Cartas a uma Jovem Bicha - (Sem assunto)

Passei o dia pensando se deveria te responder o recado que me deixaste. Depois decidi que iria responder, e em seguida me perguntei sobre o que eu te diria e sobre como eu te diria. Ainda não tenho certeza disso que estou fazendo, mas se já estou fazendo é porque preciso fazer (estando isso certo, errado ou nenhuma das alternativas anteriores).

Acho que tu não deves te sentir culpado pelo que aconteceu. Por não ter me dado atenção, por não ter me ajudado quando te chamei. Acho que a responsabilidade de haver essa, digamos, "falha de comunicação" é de nós dois, ela é nossa, tanto minha quanta tua. Assumo minha parte nesse mal entendido.

Linhas exibidas ::
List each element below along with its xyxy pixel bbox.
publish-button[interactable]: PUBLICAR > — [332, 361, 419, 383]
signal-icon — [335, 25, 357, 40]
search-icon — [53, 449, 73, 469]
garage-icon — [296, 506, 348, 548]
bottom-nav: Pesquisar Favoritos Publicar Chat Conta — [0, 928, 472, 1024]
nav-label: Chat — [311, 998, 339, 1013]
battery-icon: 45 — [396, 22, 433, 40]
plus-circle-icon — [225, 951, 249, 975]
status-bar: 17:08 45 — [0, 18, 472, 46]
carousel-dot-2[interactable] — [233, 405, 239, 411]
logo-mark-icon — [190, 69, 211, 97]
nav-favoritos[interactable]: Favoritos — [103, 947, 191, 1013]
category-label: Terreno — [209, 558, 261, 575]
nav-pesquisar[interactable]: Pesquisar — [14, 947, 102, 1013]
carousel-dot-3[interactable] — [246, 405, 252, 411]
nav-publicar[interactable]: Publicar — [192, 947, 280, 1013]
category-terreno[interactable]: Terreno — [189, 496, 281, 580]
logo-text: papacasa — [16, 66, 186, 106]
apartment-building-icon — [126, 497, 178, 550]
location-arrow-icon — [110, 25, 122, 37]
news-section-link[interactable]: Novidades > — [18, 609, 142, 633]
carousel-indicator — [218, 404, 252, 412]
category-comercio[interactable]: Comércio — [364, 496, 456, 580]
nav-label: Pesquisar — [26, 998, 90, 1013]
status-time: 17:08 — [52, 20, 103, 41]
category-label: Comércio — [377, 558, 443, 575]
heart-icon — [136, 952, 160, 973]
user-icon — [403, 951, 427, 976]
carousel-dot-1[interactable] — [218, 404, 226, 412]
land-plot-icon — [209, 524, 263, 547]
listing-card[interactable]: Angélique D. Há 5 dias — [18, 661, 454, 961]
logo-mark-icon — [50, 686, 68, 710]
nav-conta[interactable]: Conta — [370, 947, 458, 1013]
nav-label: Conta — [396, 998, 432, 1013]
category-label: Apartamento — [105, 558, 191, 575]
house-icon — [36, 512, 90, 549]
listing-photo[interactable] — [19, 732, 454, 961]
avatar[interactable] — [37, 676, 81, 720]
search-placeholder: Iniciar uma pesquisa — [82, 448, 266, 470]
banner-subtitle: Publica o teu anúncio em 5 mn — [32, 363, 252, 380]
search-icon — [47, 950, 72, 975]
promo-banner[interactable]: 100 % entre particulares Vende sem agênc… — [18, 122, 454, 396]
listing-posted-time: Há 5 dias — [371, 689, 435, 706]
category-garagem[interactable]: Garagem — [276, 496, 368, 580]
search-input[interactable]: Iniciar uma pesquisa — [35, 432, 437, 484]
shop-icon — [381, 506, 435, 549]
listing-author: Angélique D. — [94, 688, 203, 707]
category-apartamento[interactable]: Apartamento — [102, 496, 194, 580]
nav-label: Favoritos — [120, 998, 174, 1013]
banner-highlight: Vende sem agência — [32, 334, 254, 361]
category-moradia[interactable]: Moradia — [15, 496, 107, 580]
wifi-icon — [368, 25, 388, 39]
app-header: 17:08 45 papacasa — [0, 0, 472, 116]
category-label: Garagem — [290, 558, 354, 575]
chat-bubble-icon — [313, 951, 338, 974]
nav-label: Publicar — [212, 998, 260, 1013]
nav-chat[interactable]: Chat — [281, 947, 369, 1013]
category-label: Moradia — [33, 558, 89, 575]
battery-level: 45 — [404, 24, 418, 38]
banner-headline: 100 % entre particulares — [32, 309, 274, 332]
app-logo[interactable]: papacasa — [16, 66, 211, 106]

O que se pede :: Como fica a passagem da carta que vai de "Cartas a uma" até "das alternativas anteriores)." se você trocar "recado" por "bilhete"? As linhas não têm relação com a carta.

Resposta ::
Cartas a uma Jovem Bicha - (Sem assunto)

Passei o dia pensando se deveria te responder o bilhete que me deixaste. Depois decidi que iria responder, e em seguida me perguntei sobre o que eu te diria e sobre como eu te diria. Ainda não tenho certeza disso que estou fazendo, mas se já estou fazendo é porque preciso fazer (estando isso certo, errado ou nenhuma das alternativas anteriores).